_TASK DIRECTIONS_. Give the data below again exactly as written, without its pictures.

(Saved entries)
** Begin **

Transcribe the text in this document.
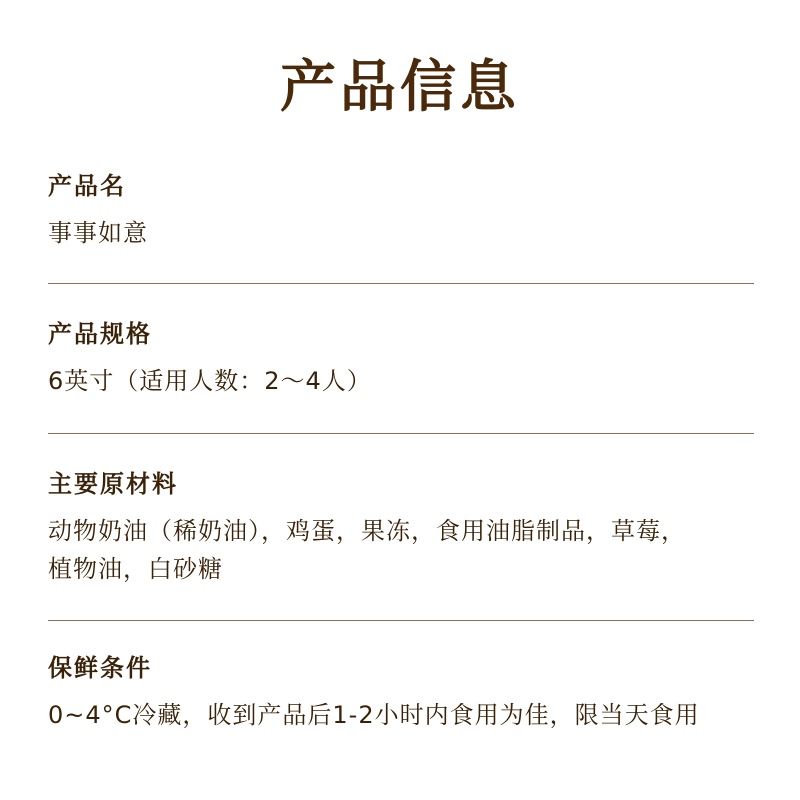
产品信息
产品名
事事如意
产品规格
6英寸（适用人数：2～4人）
主要原材料
动物奶油（稀奶油），鸡蛋，果冻，食用油脂制品，草莓，
植物油，白砂糖
保鲜条件
0~4°C冷藏，收到产品后1-2小时内食用为佳，限当天食用
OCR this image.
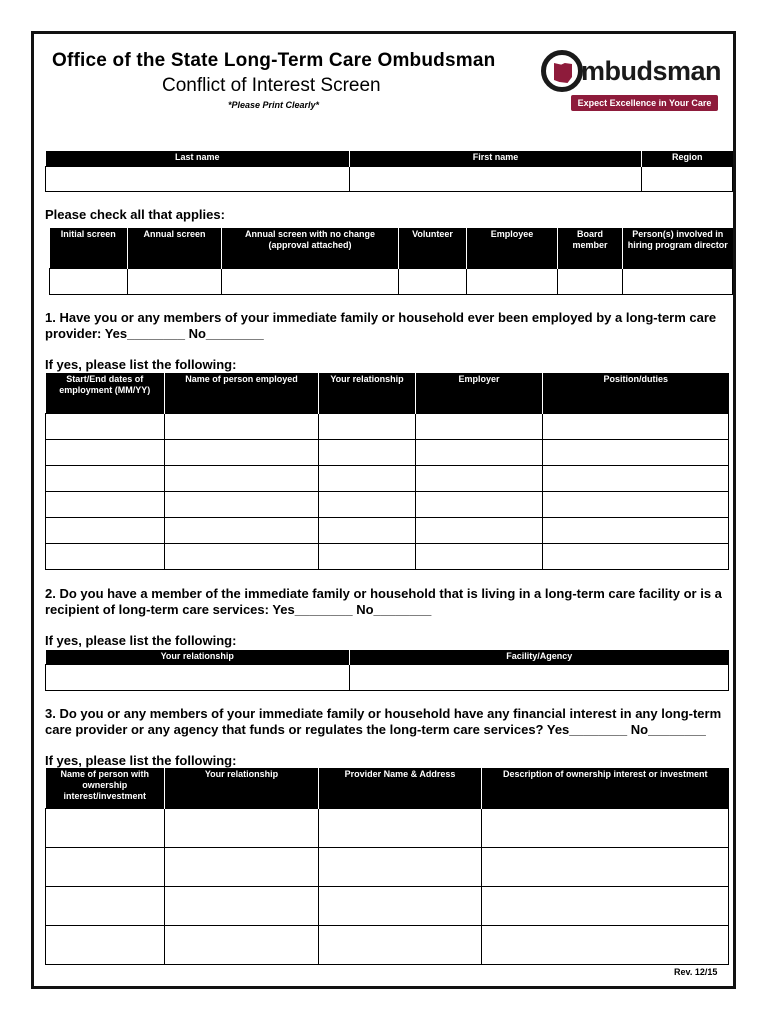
Office of the State Long-Term Care Ombudsman
Conflict of Interest Screen
*Please Print Clearly*
mbudsman
Expect Excellence in Your Care
Last name	First name	Region

Please check all that applies:
Initial screen	Annual screen	Annual screen with no change (approval attached)	Volunteer	Employee	Board member	Person(s) involved in hiring program director

1. Have you or any members of your immediate family or household ever been employed by a long-term care provider: Yes________ No________
If yes, please list the following:
Start/End dates of employment (MM/YY)	Name of person employed	Your relationship	Employer	Position/duties

2. Do you have a member of the immediate family or household that is living in a long-term care facility or is a recipient of long-term care services: Yes________ No________
If yes, please list the following:
Your relationship	Facility/Agency

3. Do you or any members of your immediate family or household have any financial interest in any long-term care provider or any agency that funds or regulates the long-term care services? Yes________ No________
If yes, please list the following:
Name of person with ownership interest/investment	Your relationship	Provider Name & Address	Description of ownership interest or investment

Rev. 12/15
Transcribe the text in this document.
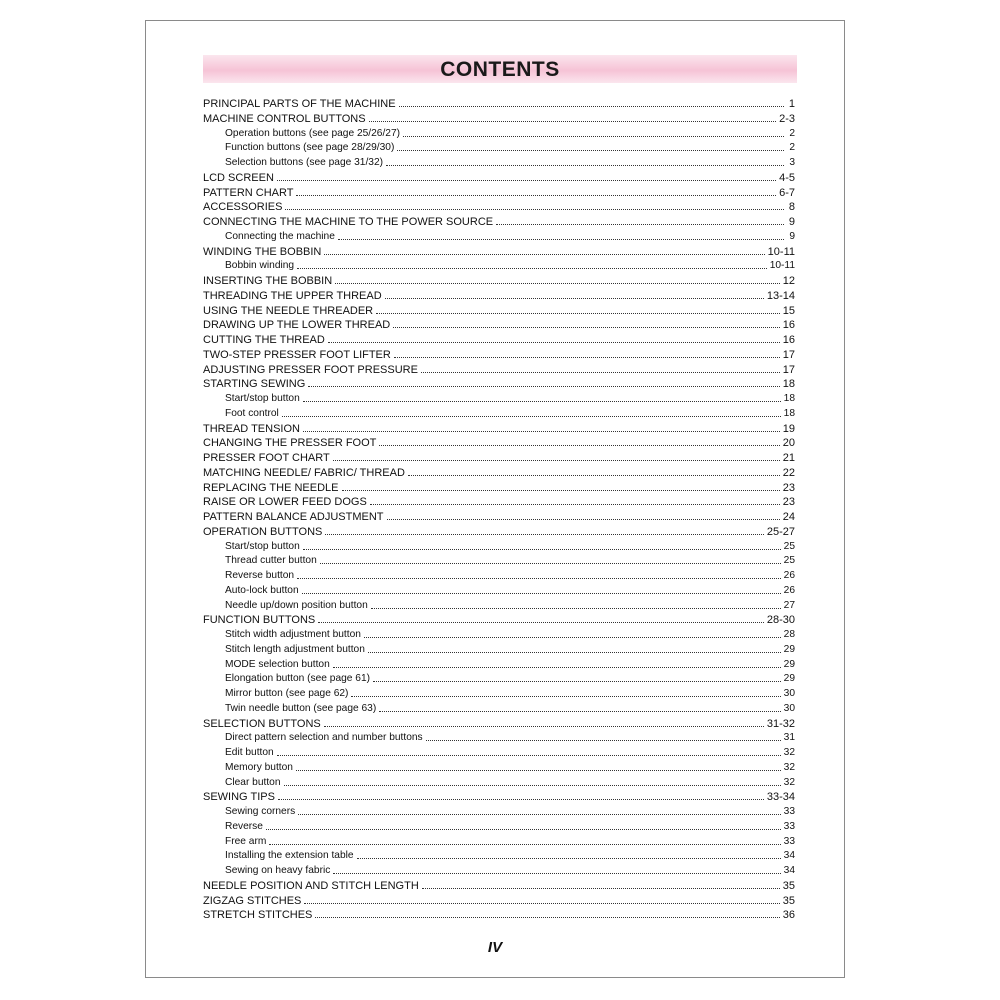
CONTENTS
PRINCIPAL PARTS OF THE MACHINE	1
MACHINE CONTROL BUTTONS	2-3
Operation buttons (see page 25/26/27)	2
Function buttons (see page 28/29/30)	2
Selection buttons (see page 31/32)	3
LCD SCREEN	4-5
PATTERN CHART	6-7
ACCESSORIES	8
CONNECTING THE MACHINE TO THE POWER SOURCE	9
Connecting the machine	9
WINDING THE BOBBIN	10-11
Bobbin winding	10-11
INSERTING THE BOBBIN	12
THREADING THE UPPER THREAD	13-14
USING THE NEEDLE THREADER	15
DRAWING UP THE LOWER THREAD	16
CUTTING THE THREAD	16
TWO-STEP PRESSER FOOT LIFTER	17
ADJUSTING PRESSER FOOT PRESSURE	17
STARTING SEWING	18
Start/stop button	18
Foot control	18
THREAD TENSION	19
CHANGING THE PRESSER FOOT	20
PRESSER FOOT CHART	21
MATCHING NEEDLE/ FABRIC/ THREAD	22
REPLACING THE NEEDLE	23
RAISE OR LOWER FEED DOGS	23
PATTERN BALANCE ADJUSTMENT	24
OPERATION BUTTONS	25-27
Start/stop button	25
Thread cutter button	25
Reverse button	26
Auto-lock button	26
Needle up/down position button	27
FUNCTION BUTTONS	28-30
Stitch width adjustment button	28
Stitch length adjustment button	29
MODE selection button	29
Elongation button (see page 61)	29
Mirror button (see page 62)	30
Twin needle button (see page 63)	30
SELECTION BUTTONS	31-32
Direct pattern selection and number buttons	31
Edit button	32
Memory button	32
Clear button	32
SEWING TIPS	33-34
Sewing corners	33
Reverse	33
Free arm	33
Installing the extension table	34
Sewing on heavy fabric	34
NEEDLE POSITION AND STITCH LENGTH	35
ZIGZAG STITCHES	35
STRETCH STITCHES	36
IV
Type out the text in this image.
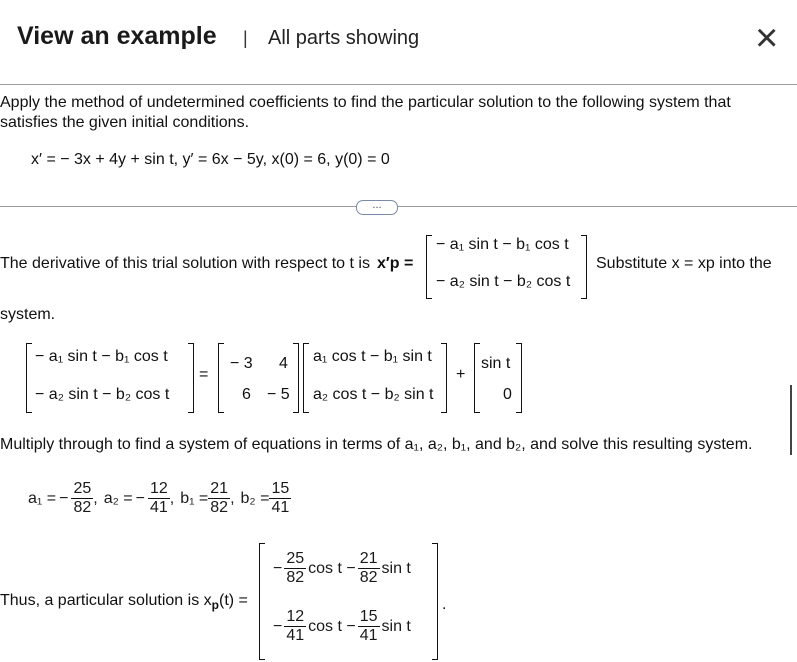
View an example | All parts showing	×
Apply the method of undetermined coefficients to find the particular solution to the following system that
satisfies the given initial conditions.
x′ = − 3x + 4y + sin t, y′ = 6x − 5y, x(0) = 6, y(0) = 0
...
The derivative of this trial solution with respect to t is x′p =
− a₁ sin t − b₁ cos t
− a₂ sin t − b₂ cos t
Substitute x = xp into the
system.
− a₁ sin t − b₁ cos t
− a₂ sin t − b₂ cos t
=
− 3 4
6 − 5
a₁ cos t − b₁ sin t
a₂ cos t − b₂ sin t
+
sin t
0
Multiply through to find a system of equations in terms of a₁, a₂, b₁, and b₂, and solve this resulting system.
a₁ = − $\frac{25}{82}$ , a₂ = − $\frac{12}{41}$ , $b_1 = \frac{21}{82}$ , $b_2 = \frac{15}{41}$
Thus, a particular solution is $x_p(t)$ =
− $\frac{25}{82}$ $\cos t - \frac{21}{82}$ sin t
− $\frac{12}{41}$ $\cos t - \frac{15}{41}$ sin t
.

** End **

_SOLVED PROBLEM_.
Transcribe the text in this document.
产品信息
产品名
事事如意
产品规格
6英寸（适用人数：2～4人）
主要原材料
动物奶油（稀奶油），鸡蛋，果冻，食用油脂制品，草莓，
植物油，白砂糖
保鲜条件
0~4°C冷藏，收到产品后1-2小时内食用为佳，限当天食用
OCR this image.
Office of the State Long-Term Care Ombudsman
Conflict of Interest Screen
*Please Print Clearly*
mbudsman
Expect Excellence in Your Care
Last name	First name	Region

Please check all that applies:
Initial screen	Annual screen	Annual screen with no change (approval attached)	Volunteer	Employee	Board member	Person(s) involved in hiring program director

1. Have you or any members of your immediate family or household ever been employed by a long-term care provider: Yes________ No________
If yes, please list the following:
Start/End dates of employment (MM/YY)	Name of person employed	Your relationship	Employer	Position/duties

2. Do you have a member of the immediate family or household that is living in a long-term care facility or is a recipient of long-term care services: Yes________ No________
If yes, please list the following:
Your relationship	Facility/Agency

3. Do you or any members of your immediate family or household have any financial interest in any long-term care provider or any agency that funds or regulates the long-term care services? Yes________ No________
If yes, please list the following:
Name of person with ownership interest/investment	Your relationship	Provider Name & Address	Description of ownership interest or investment

Rev. 12/15
Transcribe the text in this document.
CONTENTS
PRINCIPAL PARTS OF THE MACHINE	1
MACHINE CONTROL BUTTONS	2-3
Operation buttons (see page 25/26/27)	2
Function buttons (see page 28/29/30)	2
Selection buttons (see page 31/32)	3
LCD SCREEN	4-5
PATTERN CHART	6-7
ACCESSORIES	8
CONNECTING THE MACHINE TO THE POWER SOURCE	9
Connecting the machine	9
WINDING THE BOBBIN	10-11
Bobbin winding	10-11
INSERTING THE BOBBIN	12
THREADING THE UPPER THREAD	13-14
USING THE NEEDLE THREADER	15
DRAWING UP THE LOWER THREAD	16
CUTTING THE THREAD	16
TWO-STEP PRESSER FOOT LIFTER	17
ADJUSTING PRESSER FOOT PRESSURE	17
STARTING SEWING	18
Start/stop button	18
Foot control	18
THREAD TENSION	19
CHANGING THE PRESSER FOOT	20
PRESSER FOOT CHART	21
MATCHING NEEDLE/ FABRIC/ THREAD	22
REPLACING THE NEEDLE	23
RAISE OR LOWER FEED DOGS	23
PATTERN BALANCE ADJUSTMENT	24
OPERATION BUTTONS	25-27
Start/stop button	25
Thread cutter button	25
Reverse button	26
Auto-lock button	26
Needle up/down position button	27
FUNCTION BUTTONS	28-30
Stitch width adjustment button	28
Stitch length adjustment button	29
MODE selection button	29
Elongation button (see page 61)	29
Mirror button (see page 62)	30
Twin needle button (see page 63)	30
SELECTION BUTTONS	31-32
Direct pattern selection and number buttons	31
Edit button	32
Memory button	32
Clear button	32
SEWING TIPS	33-34
Sewing corners	33
Reverse	33
Free arm	33
Installing the extension table	34
Sewing on heavy fabric	34
NEEDLE POSITION AND STITCH LENGTH	35
ZIGZAG STITCHES	35
STRETCH STITCHES	36
IV
Type out the text in this image.
View an example | All parts showing	×
Apply the method of undetermined coefficients to find the particular solution to the following system that
satisfies the given initial conditions.
x′ = − 3x + 4y + sin t, y′ = 6x − 5y, x(0) = 6, y(0) = 0
...
The derivative of this trial solution with respect to t is x′p =
− a₁ sin t − b₁ cos t
− a₂ sin t − b₂ cos t
Substitute x = xp into the
system.
− a₁ sin t − b₁ cos t
− a₂ sin t − b₂ cos t
=
− 3 4
6 − 5
a₁ cos t − b₁ sin t
a₂ cos t − b₂ sin t
+
sin t
0
Multiply through to find a system of equations in terms of a₁, a₂, b₁, and b₂, and solve this resulting system.
a₁ = − $\frac{25}{82}$ , a₂ = − $\frac{12}{41}$ , $b_1 = \frac{21}{82}$ , $b_2 = \frac{15}{41}$
Thus, a particular solution is $x_p(t)$ =
− $\frac{25}{82}$ $\cos t - \frac{21}{82}$ sin t
− $\frac{12}{41}$ $\cos t - \frac{15}{41}$ sin t
.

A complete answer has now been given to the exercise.